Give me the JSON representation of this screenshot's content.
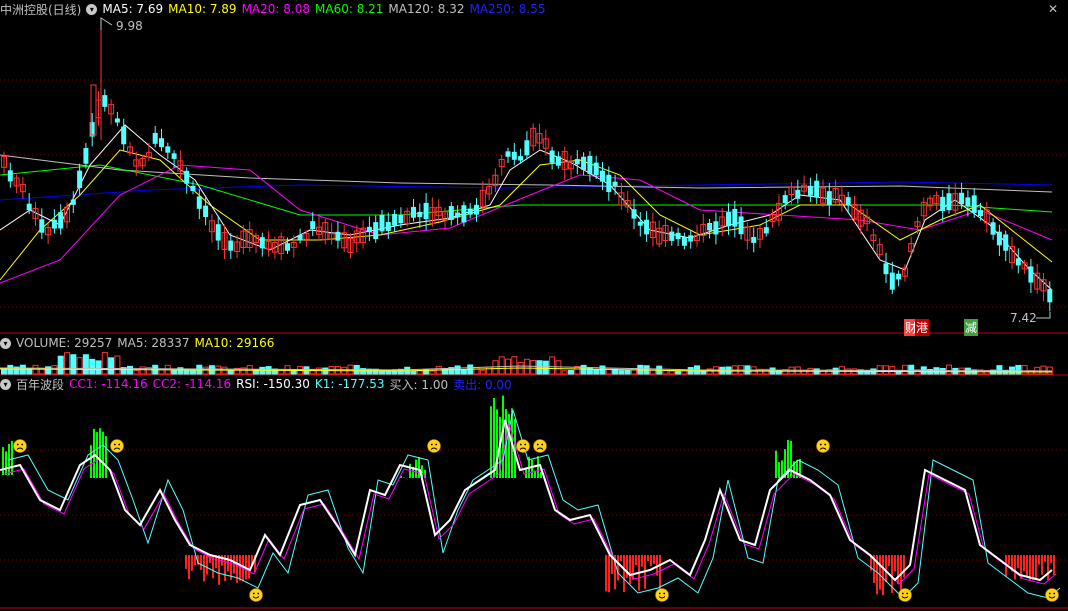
{
  "main_header": {
    "stock": "中洲控股(日线)",
    "ma5": "MA5: 7.69",
    "ma10": "MA10: 7.89",
    "ma20": "MA20: 8.08",
    "ma60": "MA60: 8.21",
    "ma120": "MA120: 8.32",
    "ma250": "MA250: 8.55"
  },
  "price_labels": {
    "high": "9.98",
    "low": "7.42"
  },
  "event_tags": {
    "tag1": "财",
    "tag2": "港",
    "tag3": "减"
  },
  "volume_header": {
    "volume": "VOLUME: 29257",
    "ma5": "MA5: 28337",
    "ma10": "MA10: 29166"
  },
  "indicator_header": {
    "name": "百年波段",
    "cc1": "CC1: -114.16",
    "cc2": "CC2: -114.16",
    "rsi": "RSI: -150.30",
    "k1": "K1: -177.53",
    "buy": "买入: 1.00",
    "sell": "卖出: 0.00"
  },
  "icons": {
    "collapse": "circle-down-icon",
    "close": "close-icon",
    "sad": "sad-face-icon",
    "happy": "happy-face-icon"
  },
  "colors": {
    "ma5": "#ffffff",
    "ma10": "#ffff00",
    "ma20": "#ff00ff",
    "ma60": "#00ff00",
    "ma120": "#c0c0c0",
    "ma250": "#0000ff",
    "up": "#ff3232",
    "down": "#54ffff",
    "grid": "#800000",
    "cc": "#ff00ff",
    "rsi": "#ffffff",
    "k1": "#54ffff"
  }
}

-- Directions for this task --
What is the number of lines in the records that contain "face"? Give that number only.

-- Exercise output --
2